> **Directions**:
Extract the text of each entry below exactly, leaving every image behind.

> **Extracted material**:
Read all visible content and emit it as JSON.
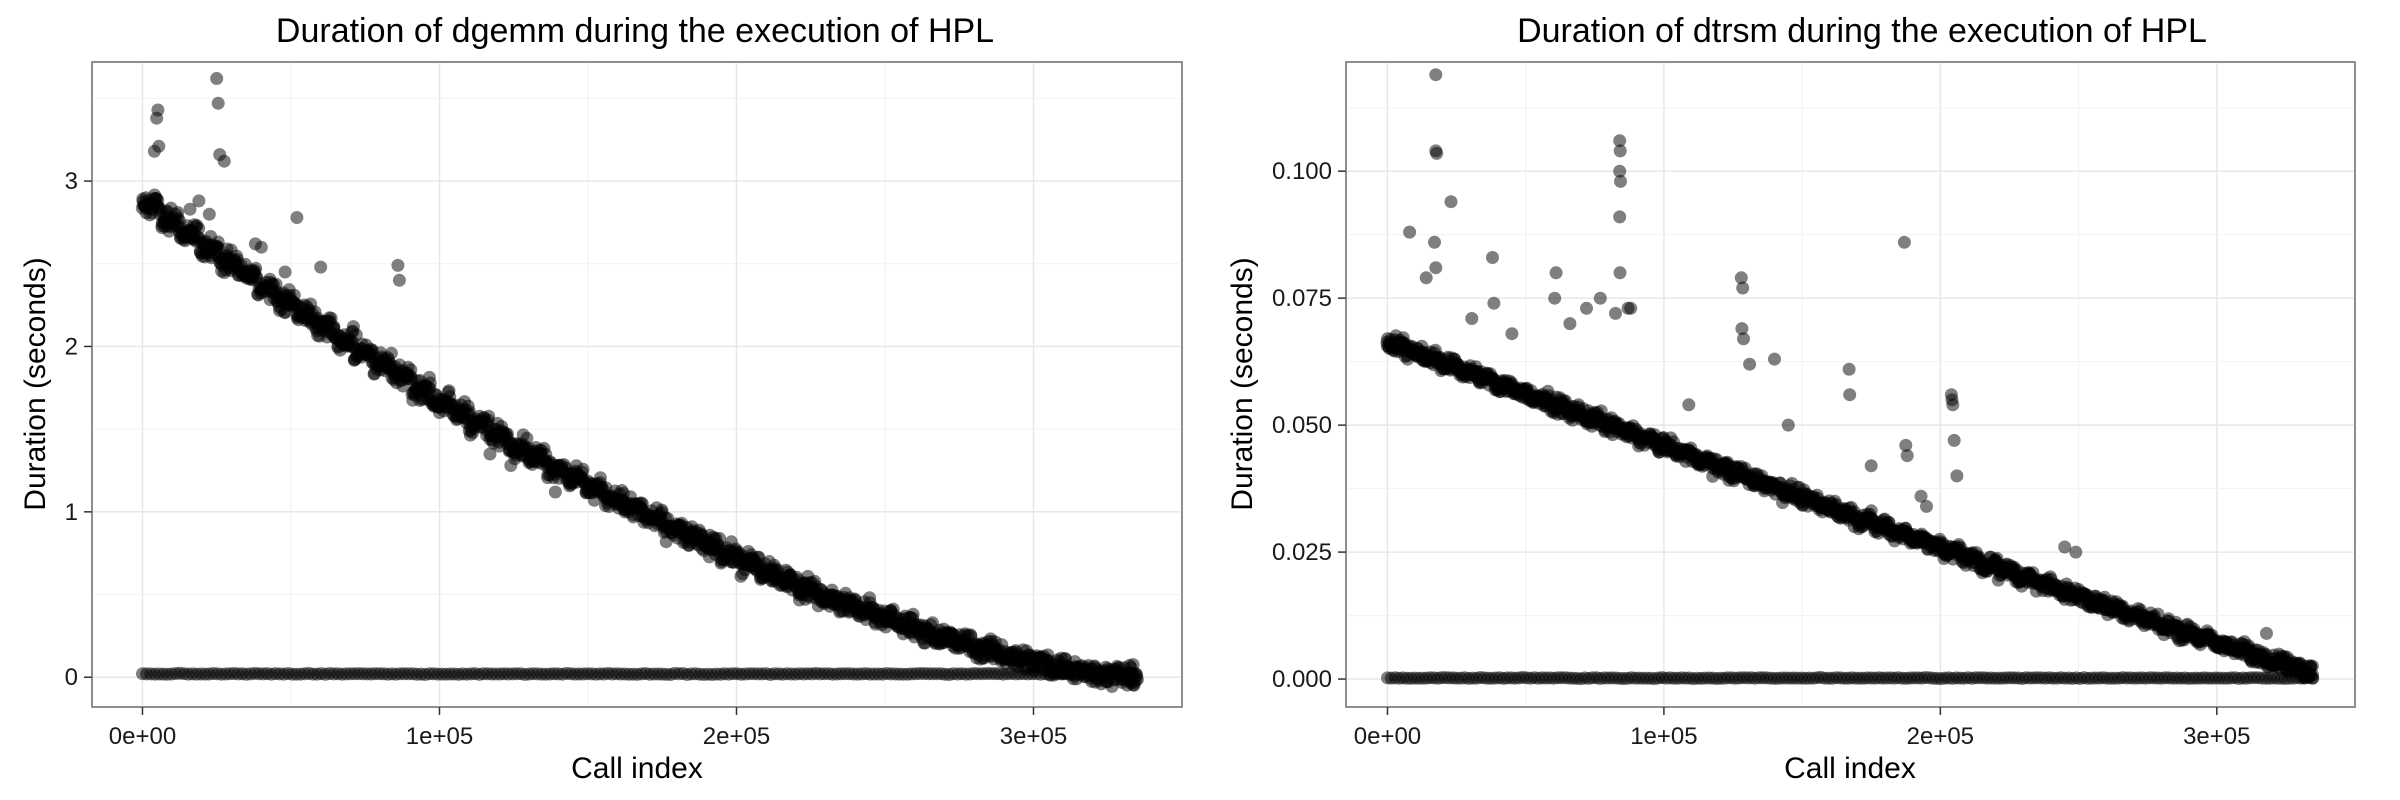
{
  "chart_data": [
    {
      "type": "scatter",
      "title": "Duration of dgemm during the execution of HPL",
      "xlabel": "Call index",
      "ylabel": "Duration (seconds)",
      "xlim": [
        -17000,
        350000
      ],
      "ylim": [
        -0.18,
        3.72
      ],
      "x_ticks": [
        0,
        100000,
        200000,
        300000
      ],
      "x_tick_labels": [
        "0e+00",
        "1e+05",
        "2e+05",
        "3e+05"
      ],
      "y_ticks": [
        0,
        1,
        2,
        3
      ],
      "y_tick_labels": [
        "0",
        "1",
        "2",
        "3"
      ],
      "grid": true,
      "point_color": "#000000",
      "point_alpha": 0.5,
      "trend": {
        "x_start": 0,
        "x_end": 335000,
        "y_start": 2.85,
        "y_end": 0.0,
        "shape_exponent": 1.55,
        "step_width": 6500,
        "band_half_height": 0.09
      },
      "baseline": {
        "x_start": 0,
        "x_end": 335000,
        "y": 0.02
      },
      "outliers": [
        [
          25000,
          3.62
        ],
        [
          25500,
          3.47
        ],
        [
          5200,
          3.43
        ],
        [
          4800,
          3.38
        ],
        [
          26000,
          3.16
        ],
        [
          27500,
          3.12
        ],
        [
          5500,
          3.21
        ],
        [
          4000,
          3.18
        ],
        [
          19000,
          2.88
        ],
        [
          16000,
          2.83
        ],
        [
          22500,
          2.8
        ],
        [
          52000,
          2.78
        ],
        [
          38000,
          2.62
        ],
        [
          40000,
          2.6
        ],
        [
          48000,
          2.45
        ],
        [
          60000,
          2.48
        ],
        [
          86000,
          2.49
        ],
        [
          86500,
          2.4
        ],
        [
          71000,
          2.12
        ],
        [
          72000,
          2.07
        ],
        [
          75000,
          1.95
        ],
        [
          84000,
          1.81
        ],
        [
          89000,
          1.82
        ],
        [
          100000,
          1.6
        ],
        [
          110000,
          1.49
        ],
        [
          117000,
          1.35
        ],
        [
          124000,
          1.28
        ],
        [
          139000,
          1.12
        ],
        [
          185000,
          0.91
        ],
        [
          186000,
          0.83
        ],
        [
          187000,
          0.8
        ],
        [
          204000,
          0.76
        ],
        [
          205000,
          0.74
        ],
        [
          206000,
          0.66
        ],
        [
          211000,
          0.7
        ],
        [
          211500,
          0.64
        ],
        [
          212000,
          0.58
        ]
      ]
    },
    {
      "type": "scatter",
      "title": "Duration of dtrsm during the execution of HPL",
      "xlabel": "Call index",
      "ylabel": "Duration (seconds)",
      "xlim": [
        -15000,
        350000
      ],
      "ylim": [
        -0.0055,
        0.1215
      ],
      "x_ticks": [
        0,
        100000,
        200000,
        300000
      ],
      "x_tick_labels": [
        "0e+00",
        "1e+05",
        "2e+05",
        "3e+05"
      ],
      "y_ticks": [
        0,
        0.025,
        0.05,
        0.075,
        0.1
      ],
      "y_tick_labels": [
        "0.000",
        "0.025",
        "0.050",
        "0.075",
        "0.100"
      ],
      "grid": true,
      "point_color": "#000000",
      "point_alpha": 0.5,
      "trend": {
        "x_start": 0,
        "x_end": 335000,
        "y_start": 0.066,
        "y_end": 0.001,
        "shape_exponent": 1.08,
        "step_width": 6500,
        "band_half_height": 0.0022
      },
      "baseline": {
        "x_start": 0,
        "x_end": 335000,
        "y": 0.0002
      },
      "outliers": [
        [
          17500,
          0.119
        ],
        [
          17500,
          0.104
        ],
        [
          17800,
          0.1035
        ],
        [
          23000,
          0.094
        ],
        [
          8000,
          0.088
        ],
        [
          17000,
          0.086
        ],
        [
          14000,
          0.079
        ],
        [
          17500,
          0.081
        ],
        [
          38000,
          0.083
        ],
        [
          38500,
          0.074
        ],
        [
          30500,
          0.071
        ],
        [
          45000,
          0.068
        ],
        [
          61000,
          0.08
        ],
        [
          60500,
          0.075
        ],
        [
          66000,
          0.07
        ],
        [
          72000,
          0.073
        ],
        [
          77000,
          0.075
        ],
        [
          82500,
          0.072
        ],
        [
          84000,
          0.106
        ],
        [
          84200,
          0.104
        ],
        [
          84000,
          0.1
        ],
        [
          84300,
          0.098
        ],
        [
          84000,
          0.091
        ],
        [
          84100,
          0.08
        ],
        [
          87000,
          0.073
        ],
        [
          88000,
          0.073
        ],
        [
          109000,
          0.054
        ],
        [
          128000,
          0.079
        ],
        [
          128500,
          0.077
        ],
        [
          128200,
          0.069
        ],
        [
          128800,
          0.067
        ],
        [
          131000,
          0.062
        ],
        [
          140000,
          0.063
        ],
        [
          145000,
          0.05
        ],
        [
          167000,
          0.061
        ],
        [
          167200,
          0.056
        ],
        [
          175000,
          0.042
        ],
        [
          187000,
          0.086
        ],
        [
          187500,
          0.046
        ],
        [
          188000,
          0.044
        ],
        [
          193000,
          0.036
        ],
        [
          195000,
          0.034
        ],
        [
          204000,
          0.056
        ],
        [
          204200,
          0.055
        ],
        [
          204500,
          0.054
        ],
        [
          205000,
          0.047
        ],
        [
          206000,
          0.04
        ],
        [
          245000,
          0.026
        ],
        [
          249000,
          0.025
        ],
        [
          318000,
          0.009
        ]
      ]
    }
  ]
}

> **Written solution**:
Read all visible content and emit it as JSON.
{
  "chart_data": [
    {
      "type": "scatter",
      "title": "Duration of dgemm during the execution of HPL",
      "xlabel": "Call index",
      "ylabel": "Duration (seconds)",
      "xlim": [
        -17000,
        350000
      ],
      "ylim": [
        -0.18,
        3.72
      ],
      "x_ticks": [
        0,
        100000,
        200000,
        300000
      ],
      "x_tick_labels": [
        "0e+00",
        "1e+05",
        "2e+05",
        "3e+05"
      ],
      "y_ticks": [
        0,
        1,
        2,
        3
      ],
      "y_tick_labels": [
        "0",
        "1",
        "2",
        "3"
      ],
      "grid": true,
      "point_color": "#000000",
      "point_alpha": 0.5,
      "trend": {
        "x_start": 0,
        "x_end": 335000,
        "y_start": 2.85,
        "y_end": 0.0,
        "shape_exponent": 1.55,
        "step_width": 6500,
        "band_half_height": 0.09
      },
      "baseline": {
        "x_start": 0,
        "x_end": 335000,
        "y": 0.02
      },
      "outliers": [
        [
          25000,
          3.62
        ],
        [
          25500,
          3.47
        ],
        [
          5200,
          3.43
        ],
        [
          4800,
          3.38
        ],
        [
          26000,
          3.16
        ],
        [
          27500,
          3.12
        ],
        [
          5500,
          3.21
        ],
        [
          4000,
          3.18
        ],
        [
          19000,
          2.88
        ],
        [
          16000,
          2.83
        ],
        [
          22500,
          2.8
        ],
        [
          52000,
          2.78
        ],
        [
          38000,
          2.62
        ],
        [
          40000,
          2.6
        ],
        [
          48000,
          2.45
        ],
        [
          60000,
          2.48
        ],
        [
          86000,
          2.49
        ],
        [
          86500,
          2.4
        ],
        [
          71000,
          2.12
        ],
        [
          72000,
          2.07
        ],
        [
          75000,
          1.95
        ],
        [
          84000,
          1.81
        ],
        [
          89000,
          1.82
        ],
        [
          100000,
          1.6
        ],
        [
          110000,
          1.49
        ],
        [
          117000,
          1.35
        ],
        [
          124000,
          1.28
        ],
        [
          139000,
          1.12
        ],
        [
          185000,
          0.91
        ],
        [
          186000,
          0.83
        ],
        [
          187000,
          0.8
        ],
        [
          204000,
          0.76
        ],
        [
          205000,
          0.74
        ],
        [
          206000,
          0.66
        ],
        [
          211000,
          0.7
        ],
        [
          211500,
          0.64
        ],
        [
          212000,
          0.58
        ]
      ]
    },
    {
      "type": "scatter",
      "title": "Duration of dtrsm during the execution of HPL",
      "xlabel": "Call index",
      "ylabel": "Duration (seconds)",
      "xlim": [
        -15000,
        350000
      ],
      "ylim": [
        -0.0055,
        0.1215
      ],
      "x_ticks": [
        0,
        100000,
        200000,
        300000
      ],
      "x_tick_labels": [
        "0e+00",
        "1e+05",
        "2e+05",
        "3e+05"
      ],
      "y_ticks": [
        0,
        0.025,
        0.05,
        0.075,
        0.1
      ],
      "y_tick_labels": [
        "0.000",
        "0.025",
        "0.050",
        "0.075",
        "0.100"
      ],
      "grid": true,
      "point_color": "#000000",
      "point_alpha": 0.5,
      "trend": {
        "x_start": 0,
        "x_end": 335000,
        "y_start": 0.066,
        "y_end": 0.001,
        "shape_exponent": 1.08,
        "step_width": 6500,
        "band_half_height": 0.0022
      },
      "baseline": {
        "x_start": 0,
        "x_end": 335000,
        "y": 0.0002
      },
      "outliers": [
        [
          17500,
          0.119
        ],
        [
          17500,
          0.104
        ],
        [
          17800,
          0.1035
        ],
        [
          23000,
          0.094
        ],
        [
          8000,
          0.088
        ],
        [
          17000,
          0.086
        ],
        [
          14000,
          0.079
        ],
        [
          17500,
          0.081
        ],
        [
          38000,
          0.083
        ],
        [
          38500,
          0.074
        ],
        [
          30500,
          0.071
        ],
        [
          45000,
          0.068
        ],
        [
          61000,
          0.08
        ],
        [
          60500,
          0.075
        ],
        [
          66000,
          0.07
        ],
        [
          72000,
          0.073
        ],
        [
          77000,
          0.075
        ],
        [
          82500,
          0.072
        ],
        [
          84000,
          0.106
        ],
        [
          84200,
          0.104
        ],
        [
          84000,
          0.1
        ],
        [
          84300,
          0.098
        ],
        [
          84000,
          0.091
        ],
        [
          84100,
          0.08
        ],
        [
          87000,
          0.073
        ],
        [
          88000,
          0.073
        ],
        [
          109000,
          0.054
        ],
        [
          128000,
          0.079
        ],
        [
          128500,
          0.077
        ],
        [
          128200,
          0.069
        ],
        [
          128800,
          0.067
        ],
        [
          131000,
          0.062
        ],
        [
          140000,
          0.063
        ],
        [
          145000,
          0.05
        ],
        [
          167000,
          0.061
        ],
        [
          167200,
          0.056
        ],
        [
          175000,
          0.042
        ],
        [
          187000,
          0.086
        ],
        [
          187500,
          0.046
        ],
        [
          188000,
          0.044
        ],
        [
          193000,
          0.036
        ],
        [
          195000,
          0.034
        ],
        [
          204000,
          0.056
        ],
        [
          204200,
          0.055
        ],
        [
          204500,
          0.054
        ],
        [
          205000,
          0.047
        ],
        [
          206000,
          0.04
        ],
        [
          245000,
          0.026
        ],
        [
          249000,
          0.025
        ],
        [
          318000,
          0.009
        ]
      ]
    }
  ]
}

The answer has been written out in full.